» DIRECTIVE: Below are some entries. Copy each line that holds the string "JSON".
[START OF DATA]
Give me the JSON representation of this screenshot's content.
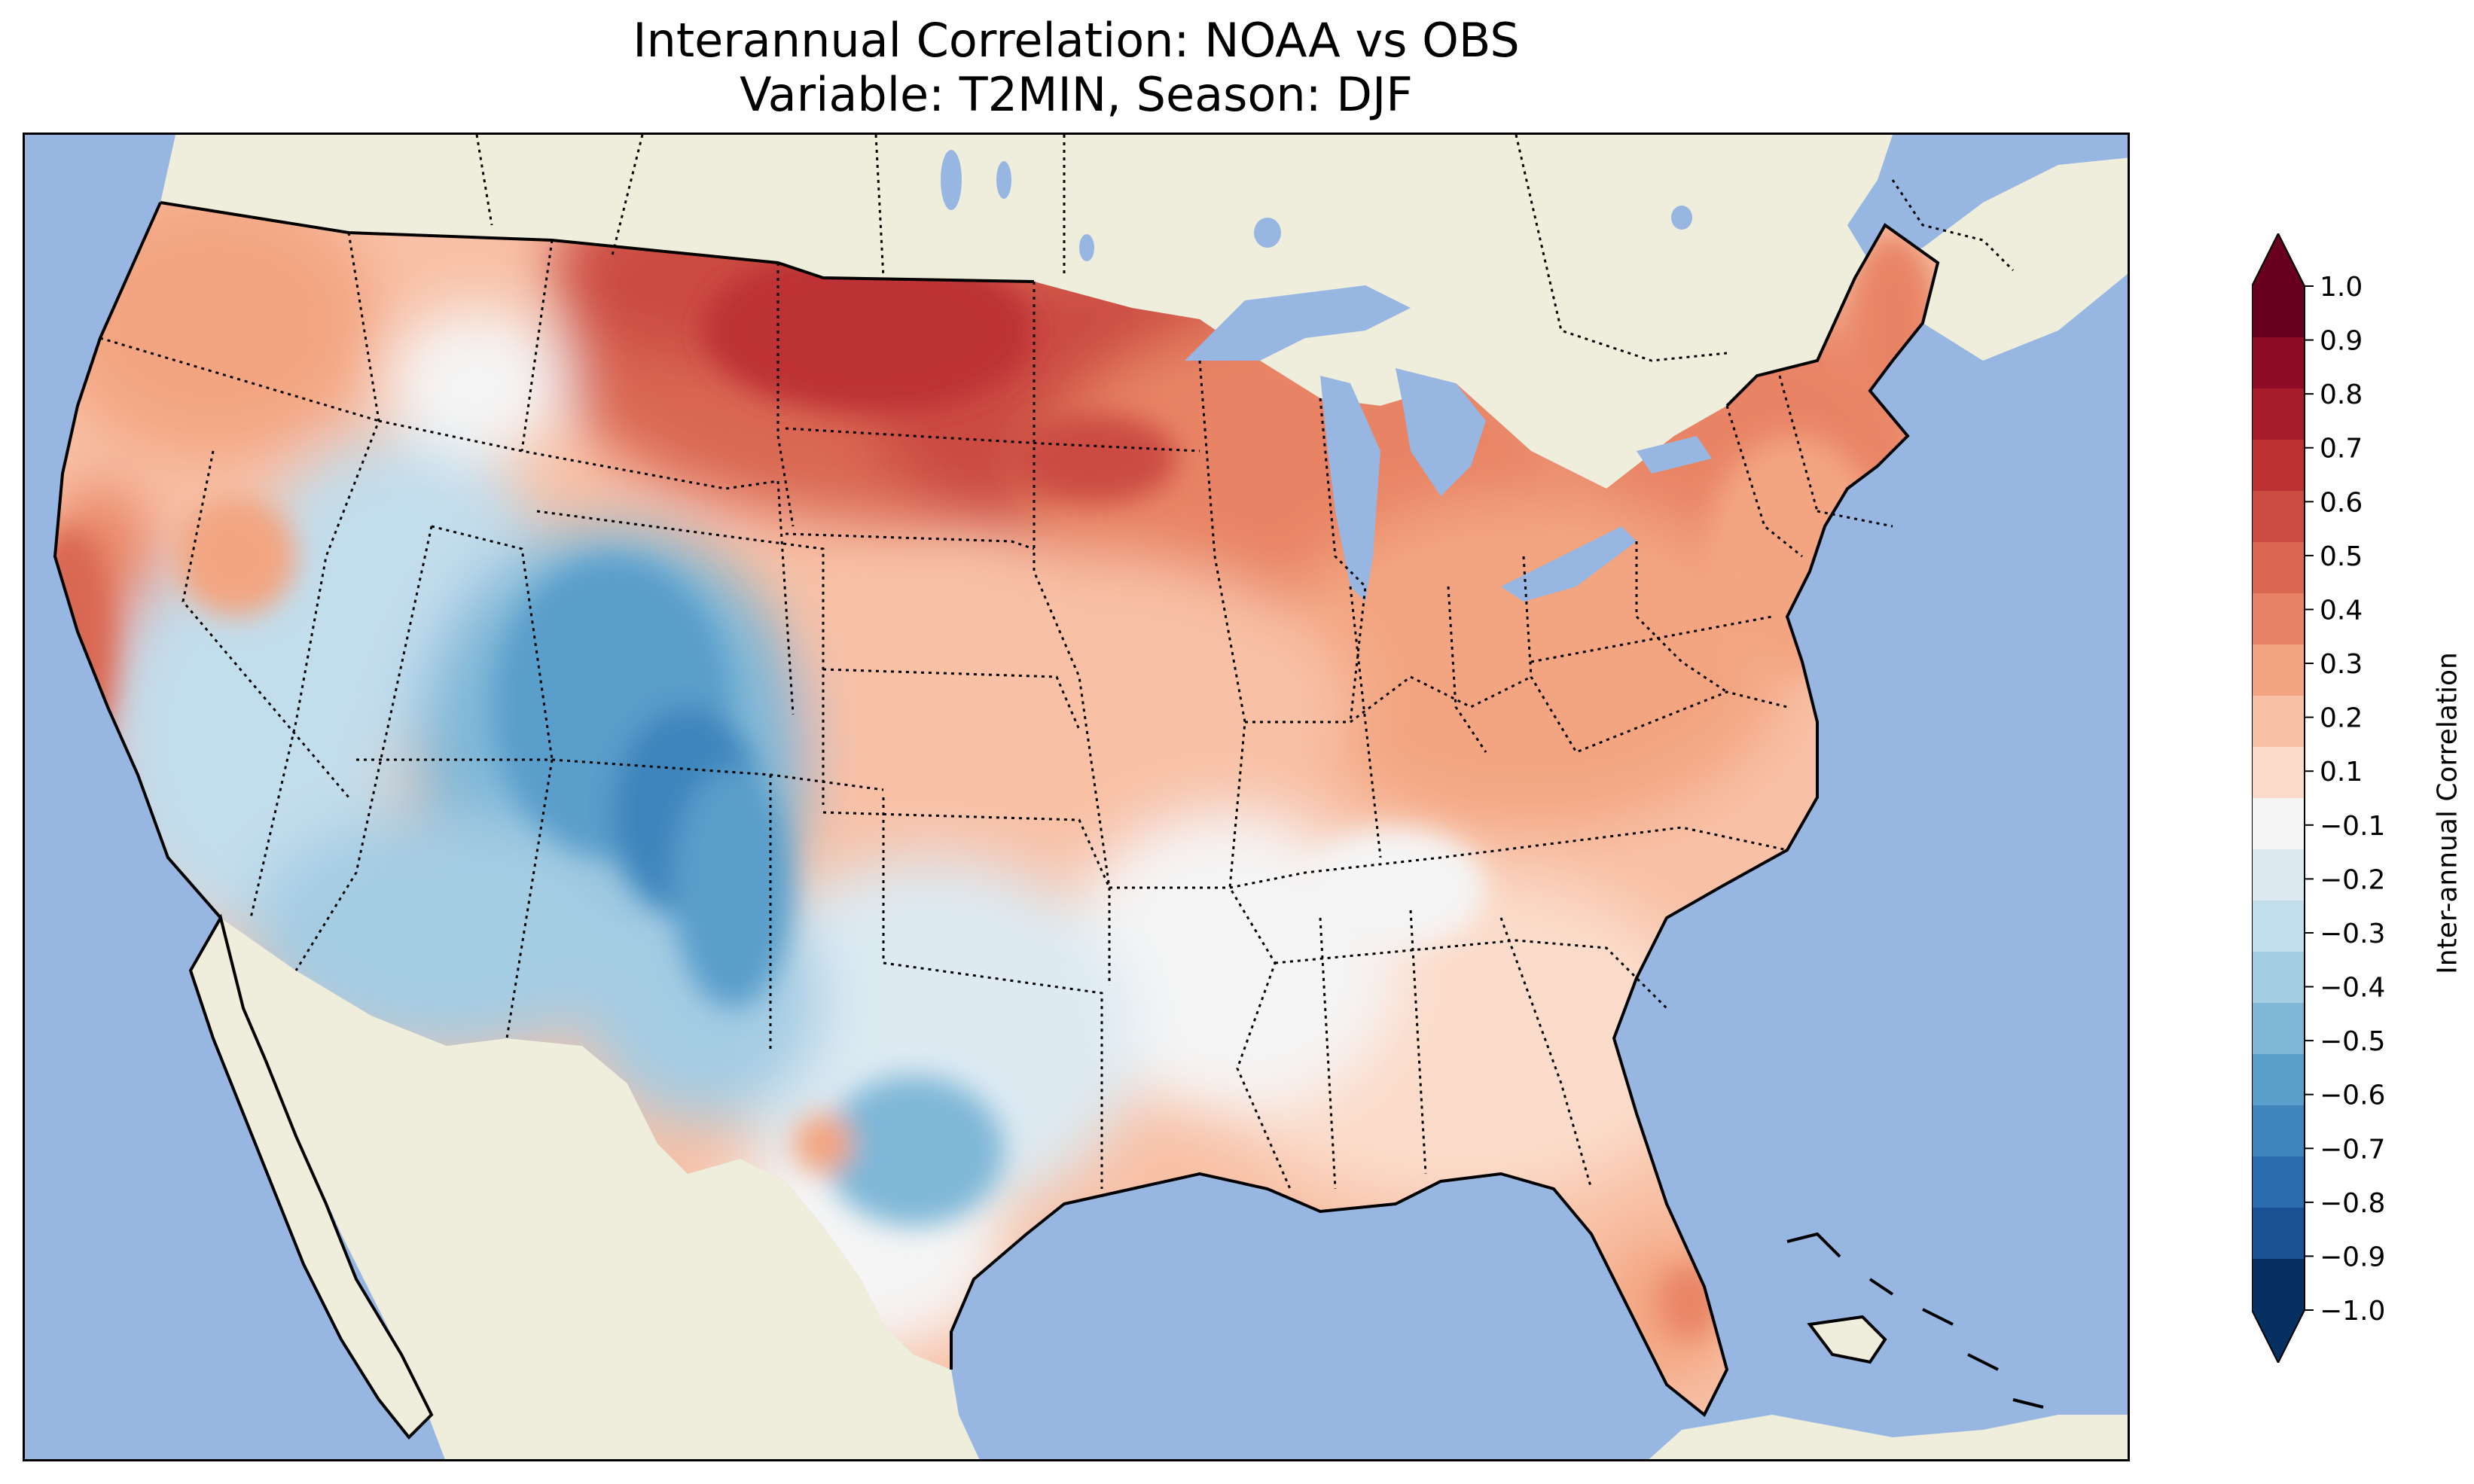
{
  "title": {
    "line1": "Interannual Correlation: NOAA vs OBS",
    "line2": "Variable: T2MIN, Season: DJF"
  },
  "colors": {
    "ocean": "#97b6e1",
    "land": "#efeddc",
    "boundary": "#000000"
  },
  "map": {
    "projection": "Lambert Conformal (CONUS)",
    "region": "Contiguous United States",
    "borders": "state boundaries dotted",
    "field_summary": [
      {
        "region": "Northern Great Plains / Dakotas",
        "correlation": 0.55
      },
      {
        "region": "Upper Midwest / Minnesota",
        "correlation": 0.5
      },
      {
        "region": "Northeast / New England",
        "correlation": 0.35
      },
      {
        "region": "Pacific Northwest",
        "correlation": 0.3
      },
      {
        "region": "Central California coast",
        "correlation": 0.45
      },
      {
        "region": "Ohio Valley / Great Lakes",
        "correlation": 0.3
      },
      {
        "region": "Central Plains",
        "correlation": 0.2
      },
      {
        "region": "Southeast",
        "correlation": 0.15
      },
      {
        "region": "Southern Plains / Texas",
        "correlation": -0.1
      },
      {
        "region": "Great Basin / Nevada",
        "correlation": -0.3
      },
      {
        "region": "Wyoming / Colorado Rockies",
        "correlation": -0.6
      },
      {
        "region": "Arizona / New Mexico",
        "correlation": -0.35
      },
      {
        "region": "South Florida",
        "correlation": 0.5
      }
    ]
  },
  "colorbar": {
    "label": "Inter-annual Correlation",
    "ticks": [
      "1.0",
      "0.9",
      "0.8",
      "0.7",
      "0.6",
      "0.5",
      "0.4",
      "0.3",
      "0.2",
      "0.1",
      "−0.1",
      "−0.2",
      "−0.3",
      "−0.4",
      "−0.5",
      "−0.6",
      "−0.7",
      "−0.8",
      "−0.9",
      "−1.0"
    ],
    "bins": [
      {
        "color": "#67001f"
      },
      {
        "color": "#8e0c25"
      },
      {
        "color": "#a71b2b"
      },
      {
        "color": "#bd3135"
      },
      {
        "color": "#cb4c43"
      },
      {
        "color": "#d96752"
      },
      {
        "color": "#e88465"
      },
      {
        "color": "#f3a581"
      },
      {
        "color": "#f8c1a6"
      },
      {
        "color": "#fbdcca"
      },
      {
        "color": "#f5f5f5"
      },
      {
        "color": "#ddeaf2"
      },
      {
        "color": "#c2ddec"
      },
      {
        "color": "#a4cce3"
      },
      {
        "color": "#7fb7d7"
      },
      {
        "color": "#5a9ecb"
      },
      {
        "color": "#3d85bc"
      },
      {
        "color": "#2a6cad"
      },
      {
        "color": "#1a5193"
      },
      {
        "color": "#053061"
      }
    ],
    "extend_top_color": "#67001f",
    "extend_bottom_color": "#053061"
  }
}
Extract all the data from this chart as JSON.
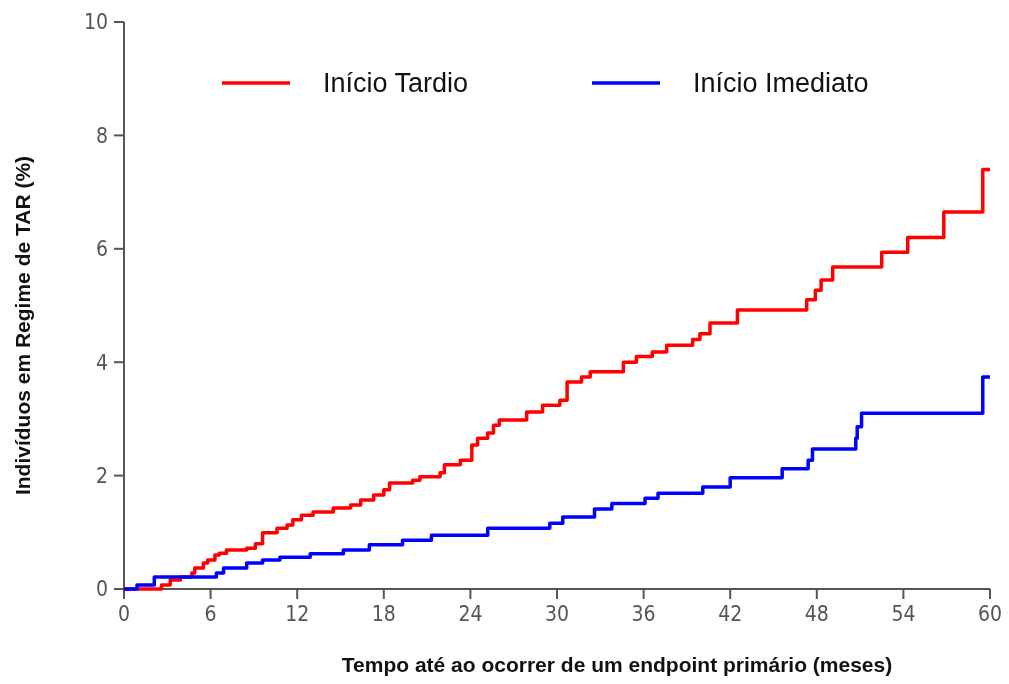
{
  "chart_data": {
    "type": "step",
    "xlabel": "Tempo até ao ocorrer de um endpoint primário (meses)",
    "ylabel": "Indivíduos em Regime de TAR (%)",
    "xlim": [
      0,
      60
    ],
    "xticks": [
      0,
      6,
      12,
      18,
      24,
      30,
      36,
      42,
      48,
      54,
      60
    ],
    "ylim": [
      0,
      10
    ],
    "yticks": [
      0,
      2,
      4,
      6,
      8,
      10
    ],
    "grid": false,
    "legend": "top",
    "marker": "none",
    "line_style": "solid",
    "series": [
      {
        "name": "Início Tardio",
        "color": "#ff0000",
        "x": [
          0,
          2.6,
          3.2,
          3.9,
          4.7,
          4.9,
          5.5,
          5.8,
          6.3,
          6.6,
          7.1,
          8.5,
          9.1,
          9.6,
          10.6,
          11.3,
          11.7,
          12.3,
          13.1,
          14.5,
          15.7,
          16.4,
          17.3,
          18,
          18.4,
          20,
          20.5,
          21.9,
          22.2,
          23.3,
          24.1,
          24.5,
          25.2,
          25.6,
          26,
          27.9,
          29,
          30.2,
          30.7,
          31.7,
          32.3,
          34.6,
          35.5,
          36.6,
          37.6,
          39.4,
          39.9,
          40.6,
          42.5,
          47.3,
          47.9,
          48.3,
          49.1,
          52.5,
          54.3,
          56.8,
          59.5,
          60
        ],
        "values": [
          0,
          0.07,
          0.16,
          0.21,
          0.28,
          0.37,
          0.46,
          0.51,
          0.6,
          0.63,
          0.69,
          0.72,
          0.8,
          0.99,
          1.07,
          1.13,
          1.22,
          1.3,
          1.36,
          1.43,
          1.48,
          1.57,
          1.66,
          1.75,
          1.87,
          1.92,
          1.98,
          2.05,
          2.19,
          2.27,
          2.54,
          2.66,
          2.75,
          2.89,
          2.98,
          3.12,
          3.24,
          3.33,
          3.65,
          3.74,
          3.83,
          4.0,
          4.1,
          4.18,
          4.3,
          4.4,
          4.5,
          4.69,
          4.92,
          5.1,
          5.27,
          5.45,
          5.68,
          5.94,
          6.2,
          6.65,
          7.4,
          7.4
        ]
      },
      {
        "name": "Início Imediato",
        "color": "#0000ff",
        "x": [
          0,
          0.9,
          2.1,
          6.4,
          6.9,
          8.5,
          9.6,
          10.8,
          12.9,
          15.2,
          17,
          19.3,
          21.3,
          25.2,
          29.5,
          30.4,
          32.6,
          33.8,
          36.1,
          37,
          40.1,
          42,
          45.6,
          47.4,
          47.7,
          50.7,
          50.8,
          51.1,
          59.5,
          60
        ],
        "values": [
          0,
          0.07,
          0.21,
          0.28,
          0.37,
          0.46,
          0.51,
          0.56,
          0.62,
          0.69,
          0.78,
          0.86,
          0.95,
          1.07,
          1.16,
          1.27,
          1.41,
          1.51,
          1.6,
          1.69,
          1.8,
          1.96,
          2.12,
          2.27,
          2.47,
          2.66,
          2.86,
          3.1,
          3.74,
          3.74
        ]
      }
    ]
  }
}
[END OF DATA]
» SOLUTION:
Give me the JSON representation of this screenshot's content.
Extract all the data from this chart as JSON.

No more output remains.